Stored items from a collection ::
Segment Open

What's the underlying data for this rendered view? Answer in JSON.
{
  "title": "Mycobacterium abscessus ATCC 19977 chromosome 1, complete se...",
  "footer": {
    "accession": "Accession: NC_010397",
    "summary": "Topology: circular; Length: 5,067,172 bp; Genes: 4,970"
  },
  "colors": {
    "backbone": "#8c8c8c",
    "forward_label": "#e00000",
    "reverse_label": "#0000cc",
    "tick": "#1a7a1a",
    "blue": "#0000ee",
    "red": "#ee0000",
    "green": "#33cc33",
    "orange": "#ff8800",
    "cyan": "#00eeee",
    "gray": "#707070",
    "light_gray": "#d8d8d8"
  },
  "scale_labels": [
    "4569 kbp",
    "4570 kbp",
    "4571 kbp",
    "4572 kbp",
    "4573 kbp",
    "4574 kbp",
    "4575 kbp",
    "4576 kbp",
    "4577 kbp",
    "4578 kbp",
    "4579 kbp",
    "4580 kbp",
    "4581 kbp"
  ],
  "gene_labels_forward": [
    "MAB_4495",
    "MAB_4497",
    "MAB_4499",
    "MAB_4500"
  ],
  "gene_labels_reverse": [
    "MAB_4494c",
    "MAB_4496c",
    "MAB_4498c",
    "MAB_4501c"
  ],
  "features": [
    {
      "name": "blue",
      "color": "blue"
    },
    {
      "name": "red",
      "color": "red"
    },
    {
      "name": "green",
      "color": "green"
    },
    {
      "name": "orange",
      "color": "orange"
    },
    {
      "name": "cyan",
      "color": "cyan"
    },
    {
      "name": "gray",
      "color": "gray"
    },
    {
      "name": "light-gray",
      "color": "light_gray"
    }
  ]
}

Segment Closed

WHAT IS BEING ASKED :: For the word "name", go through the records and show each line that carries it.

RESPONSE ::
      "name": "blue",
      "name": "red",
      "name": "green",
      "name": "orange",
      "name": "cyan",
      "name": "gray",
      "name": "light-gray",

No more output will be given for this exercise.